*EXERCISE REQUIREMENTS:*
Return the material word for word. Do not include the pictures.

** START **

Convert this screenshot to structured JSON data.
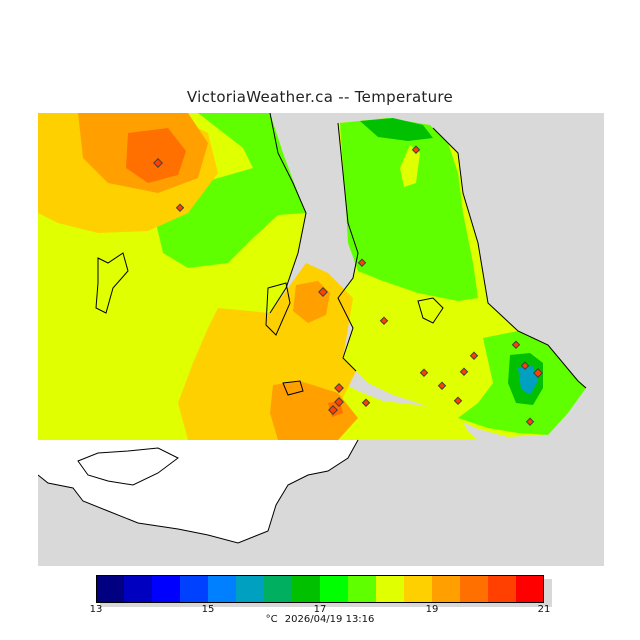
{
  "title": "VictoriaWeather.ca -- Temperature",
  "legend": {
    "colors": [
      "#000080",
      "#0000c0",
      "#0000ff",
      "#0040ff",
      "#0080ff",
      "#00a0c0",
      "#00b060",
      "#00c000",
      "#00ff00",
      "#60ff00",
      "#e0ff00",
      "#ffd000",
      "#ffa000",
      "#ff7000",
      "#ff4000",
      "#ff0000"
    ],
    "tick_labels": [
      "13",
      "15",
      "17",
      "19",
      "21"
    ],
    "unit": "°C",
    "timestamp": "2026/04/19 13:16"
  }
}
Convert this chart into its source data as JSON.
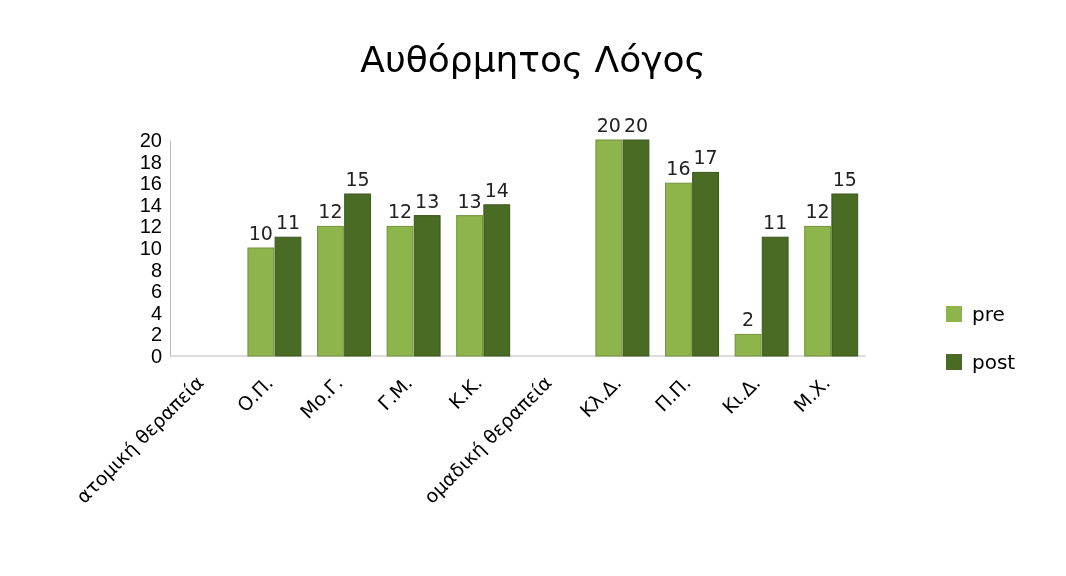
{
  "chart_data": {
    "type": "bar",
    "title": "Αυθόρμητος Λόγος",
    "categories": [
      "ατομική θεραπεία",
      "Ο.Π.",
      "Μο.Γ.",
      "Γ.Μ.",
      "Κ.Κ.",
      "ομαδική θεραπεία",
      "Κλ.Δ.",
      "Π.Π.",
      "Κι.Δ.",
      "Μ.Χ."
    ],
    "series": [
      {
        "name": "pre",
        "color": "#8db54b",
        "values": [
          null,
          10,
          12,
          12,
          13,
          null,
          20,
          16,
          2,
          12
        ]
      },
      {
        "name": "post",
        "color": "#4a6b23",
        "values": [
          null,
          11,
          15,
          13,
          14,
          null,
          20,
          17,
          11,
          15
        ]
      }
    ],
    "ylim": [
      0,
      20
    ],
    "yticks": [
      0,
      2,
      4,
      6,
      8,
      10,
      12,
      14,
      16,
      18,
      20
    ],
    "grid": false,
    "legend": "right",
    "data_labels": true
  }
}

** END **

*EXERCISE RESULT:*
Convert this screenshot to structured JSON data.
{
  "title": "VictoriaWeather.ca -- Temperature",
  "legend": {
    "colors": [
      "#000080",
      "#0000c0",
      "#0000ff",
      "#0040ff",
      "#0080ff",
      "#00a0c0",
      "#00b060",
      "#00c000",
      "#00ff00",
      "#60ff00",
      "#e0ff00",
      "#ffd000",
      "#ffa000",
      "#ff7000",
      "#ff4000",
      "#ff0000"
    ],
    "tick_labels": [
      "13",
      "15",
      "17",
      "19",
      "21"
    ],
    "unit": "°C",
    "timestamp": "2026/04/19 13:16"
  }
}
Convert this chart into its source data as JSON.
{
  "chart_data": {
    "type": "bar",
    "title": "Αυθόρμητος Λόγος",
    "categories": [
      "ατομική θεραπεία",
      "Ο.Π.",
      "Μο.Γ.",
      "Γ.Μ.",
      "Κ.Κ.",
      "ομαδική θεραπεία",
      "Κλ.Δ.",
      "Π.Π.",
      "Κι.Δ.",
      "Μ.Χ."
    ],
    "series": [
      {
        "name": "pre",
        "color": "#8db54b",
        "values": [
          null,
          10,
          12,
          12,
          13,
          null,
          20,
          16,
          2,
          12
        ]
      },
      {
        "name": "post",
        "color": "#4a6b23",
        "values": [
          null,
          11,
          15,
          13,
          14,
          null,
          20,
          17,
          11,
          15
        ]
      }
    ],
    "ylim": [
      0,
      20
    ],
    "yticks": [
      0,
      2,
      4,
      6,
      8,
      10,
      12,
      14,
      16,
      18,
      20
    ],
    "grid": false,
    "legend": "right",
    "data_labels": true
  }
}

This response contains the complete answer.